#### TASK TO COMPLETE:
Make an exact copy of the records, dropping all pictures.

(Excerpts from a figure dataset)
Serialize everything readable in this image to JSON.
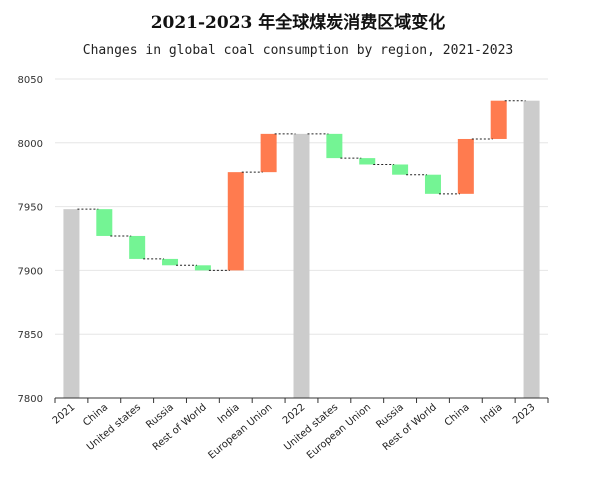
{
  "chart_data": {
    "type": "bar",
    "subtype": "waterfall",
    "title": "2021-2023 年全球煤炭消费区域变化",
    "subtitle": "Changes in global coal consumption by region, 2021-2023",
    "xlabel": "",
    "ylabel": "",
    "ylim": [
      7800,
      8050
    ],
    "yticks": [
      7800,
      7850,
      7900,
      7950,
      8000,
      8050
    ],
    "grid": true,
    "colors": {
      "total": "#cccccc",
      "decrease": "#74f494",
      "increase": "#ff7b4f",
      "connector": "#222222",
      "gridline": "#e6e6e6",
      "axis": "#333333"
    },
    "categories": [
      "2021",
      "China",
      "United states",
      "Russia",
      "Rest of World",
      "India",
      "European Union",
      "2022",
      "United states",
      "European Union",
      "Russia",
      "Rest of World",
      "China",
      "India",
      "2023"
    ],
    "bars": [
      {
        "label": "2021",
        "kind": "total",
        "start": 7800,
        "end": 7948
      },
      {
        "label": "China",
        "kind": "decrease",
        "start": 7948,
        "end": 7927
      },
      {
        "label": "United states",
        "kind": "decrease",
        "start": 7927,
        "end": 7909
      },
      {
        "label": "Russia",
        "kind": "decrease",
        "start": 7909,
        "end": 7904
      },
      {
        "label": "Rest of World",
        "kind": "decrease",
        "start": 7904,
        "end": 7900
      },
      {
        "label": "India",
        "kind": "increase",
        "start": 7900,
        "end": 7977
      },
      {
        "label": "European Union",
        "kind": "increase",
        "start": 7977,
        "end": 8007
      },
      {
        "label": "2022",
        "kind": "total",
        "start": 7800,
        "end": 8007
      },
      {
        "label": "United states",
        "kind": "decrease",
        "start": 8007,
        "end": 7988
      },
      {
        "label": "European Union",
        "kind": "decrease",
        "start": 7988,
        "end": 7983
      },
      {
        "label": "Russia",
        "kind": "decrease",
        "start": 7983,
        "end": 7975
      },
      {
        "label": "Rest of World",
        "kind": "decrease",
        "start": 7975,
        "end": 7960
      },
      {
        "label": "China",
        "kind": "increase",
        "start": 7960,
        "end": 8003
      },
      {
        "label": "India",
        "kind": "increase",
        "start": 8003,
        "end": 8033
      },
      {
        "label": "2023",
        "kind": "total",
        "start": 7800,
        "end": 8033
      }
    ]
  }
}
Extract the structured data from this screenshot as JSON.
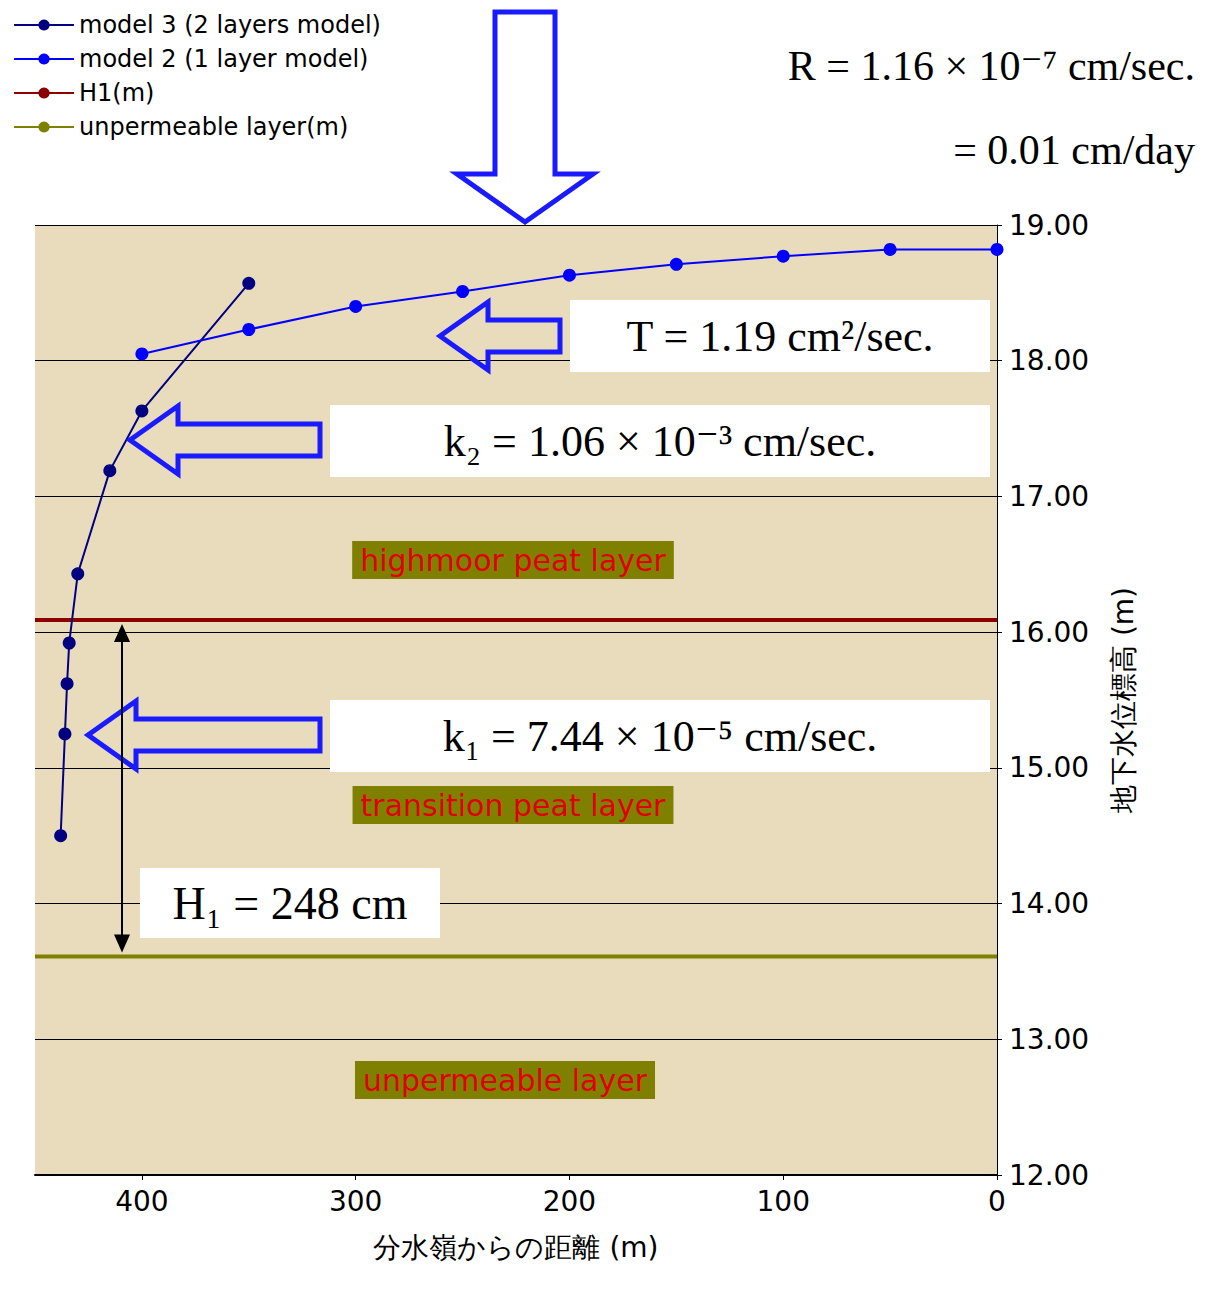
{
  "chart_data": {
    "type": "line",
    "x_label": "分水嶺からの距離 (m)",
    "y_label": "地下水位標高 (m)",
    "xlim": [
      450,
      0
    ],
    "xticks": [
      400,
      300,
      200,
      100,
      0
    ],
    "ylim": [
      12,
      19
    ],
    "yticks": [
      {
        "value": 12,
        "label": "12.00"
      },
      {
        "value": 13,
        "label": "13.00"
      },
      {
        "value": 14,
        "label": "14.00"
      },
      {
        "value": 15,
        "label": "15.00"
      },
      {
        "value": 16,
        "label": "16.00"
      },
      {
        "value": 17,
        "label": "17.00"
      },
      {
        "value": 18,
        "label": "18.00"
      },
      {
        "value": 19,
        "label": "19.00"
      }
    ],
    "grid": true,
    "legend": "upper left",
    "series": [
      {
        "name": "model 3 (2 layers model)",
        "color": "#000080",
        "marker": "circle",
        "x": [
          350,
          400,
          415,
          430,
          434,
          435,
          436,
          438
        ],
        "values": [
          18.57,
          17.63,
          17.19,
          16.43,
          15.92,
          15.62,
          15.25,
          14.5
        ]
      },
      {
        "name": "model 2 (1 layer model)",
        "color": "#0000ff",
        "marker": "circle",
        "x": [
          400,
          350,
          300,
          250,
          200,
          150,
          100,
          50,
          0
        ],
        "values": [
          18.05,
          18.23,
          18.4,
          18.51,
          18.63,
          18.71,
          18.77,
          18.82,
          18.82
        ]
      },
      {
        "name": "H1(m)",
        "color": "#8b0000",
        "marker": "none",
        "x": [
          450,
          0
        ],
        "values": [
          16.09,
          16.09
        ]
      },
      {
        "name": "unpermeable layer(m)",
        "color": "#808000",
        "marker": "none",
        "x": [
          450,
          0
        ],
        "values": [
          13.61,
          13.61
        ]
      }
    ],
    "annotations": [
      "R = 1.16 × 10⁻⁷ cm/sec.",
      "= 0.01 cm/day",
      "T = 1.19 cm²/sec.",
      "k₂ = 1.06 × 10⁻³ cm/sec.",
      "k₁ = 7.44 × 10⁻⁵ cm/sec.",
      "H₁ = 248 cm"
    ],
    "layer_labels": [
      "highmoor peat layer",
      "transition peat layer",
      "unpermeable layer"
    ]
  }
}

#### ANSWER TO THIS PROBLEM:
Serialize everything readable in this image to JSON.
{
  "chart_data": {
    "type": "bar",
    "subtype": "waterfall",
    "title": "2021-2023 年全球煤炭消费区域变化",
    "subtitle": "Changes in global coal consumption by region, 2021-2023",
    "xlabel": "",
    "ylabel": "",
    "ylim": [
      7800,
      8050
    ],
    "yticks": [
      7800,
      7850,
      7900,
      7950,
      8000,
      8050
    ],
    "grid": true,
    "colors": {
      "total": "#cccccc",
      "decrease": "#74f494",
      "increase": "#ff7b4f",
      "connector": "#222222",
      "gridline": "#e6e6e6",
      "axis": "#333333"
    },
    "categories": [
      "2021",
      "China",
      "United states",
      "Russia",
      "Rest of World",
      "India",
      "European Union",
      "2022",
      "United states",
      "European Union",
      "Russia",
      "Rest of World",
      "China",
      "India",
      "2023"
    ],
    "bars": [
      {
        "label": "2021",
        "kind": "total",
        "start": 7800,
        "end": 7948
      },
      {
        "label": "China",
        "kind": "decrease",
        "start": 7948,
        "end": 7927
      },
      {
        "label": "United states",
        "kind": "decrease",
        "start": 7927,
        "end": 7909
      },
      {
        "label": "Russia",
        "kind": "decrease",
        "start": 7909,
        "end": 7904
      },
      {
        "label": "Rest of World",
        "kind": "decrease",
        "start": 7904,
        "end": 7900
      },
      {
        "label": "India",
        "kind": "increase",
        "start": 7900,
        "end": 7977
      },
      {
        "label": "European Union",
        "kind": "increase",
        "start": 7977,
        "end": 8007
      },
      {
        "label": "2022",
        "kind": "total",
        "start": 7800,
        "end": 8007
      },
      {
        "label": "United states",
        "kind": "decrease",
        "start": 8007,
        "end": 7988
      },
      {
        "label": "European Union",
        "kind": "decrease",
        "start": 7988,
        "end": 7983
      },
      {
        "label": "Russia",
        "kind": "decrease",
        "start": 7983,
        "end": 7975
      },
      {
        "label": "Rest of World",
        "kind": "decrease",
        "start": 7975,
        "end": 7960
      },
      {
        "label": "China",
        "kind": "increase",
        "start": 7960,
        "end": 8003
      },
      {
        "label": "India",
        "kind": "increase",
        "start": 8003,
        "end": 8033
      },
      {
        "label": "2023",
        "kind": "total",
        "start": 7800,
        "end": 8033
      }
    ]
  }
}
Extract the structured data from this screenshot as JSON.
{
  "chart_data": {
    "type": "line",
    "x_label": "分水嶺からの距離 (m)",
    "y_label": "地下水位標高 (m)",
    "xlim": [
      450,
      0
    ],
    "xticks": [
      400,
      300,
      200,
      100,
      0
    ],
    "ylim": [
      12,
      19
    ],
    "yticks": [
      {
        "value": 12,
        "label": "12.00"
      },
      {
        "value": 13,
        "label": "13.00"
      },
      {
        "value": 14,
        "label": "14.00"
      },
      {
        "value": 15,
        "label": "15.00"
      },
      {
        "value": 16,
        "label": "16.00"
      },
      {
        "value": 17,
        "label": "17.00"
      },
      {
        "value": 18,
        "label": "18.00"
      },
      {
        "value": 19,
        "label": "19.00"
      }
    ],
    "grid": true,
    "legend": "upper left",
    "series": [
      {
        "name": "model 3 (2 layers model)",
        "color": "#000080",
        "marker": "circle",
        "x": [
          350,
          400,
          415,
          430,
          434,
          435,
          436,
          438
        ],
        "values": [
          18.57,
          17.63,
          17.19,
          16.43,
          15.92,
          15.62,
          15.25,
          14.5
        ]
      },
      {
        "name": "model 2 (1 layer model)",
        "color": "#0000ff",
        "marker": "circle",
        "x": [
          400,
          350,
          300,
          250,
          200,
          150,
          100,
          50,
          0
        ],
        "values": [
          18.05,
          18.23,
          18.4,
          18.51,
          18.63,
          18.71,
          18.77,
          18.82,
          18.82
        ]
      },
      {
        "name": "H1(m)",
        "color": "#8b0000",
        "marker": "none",
        "x": [
          450,
          0
        ],
        "values": [
          16.09,
          16.09
        ]
      },
      {
        "name": "unpermeable layer(m)",
        "color": "#808000",
        "marker": "none",
        "x": [
          450,
          0
        ],
        "values": [
          13.61,
          13.61
        ]
      }
    ],
    "annotations": [
      "R = 1.16 × 10⁻⁷ cm/sec.",
      "= 0.01 cm/day",
      "T = 1.19 cm²/sec.",
      "k₂ = 1.06 × 10⁻³ cm/sec.",
      "k₁ = 7.44 × 10⁻⁵ cm/sec.",
      "H₁ = 248 cm"
    ],
    "layer_labels": [
      "highmoor peat layer",
      "transition peat layer",
      "unpermeable layer"
    ]
  }
}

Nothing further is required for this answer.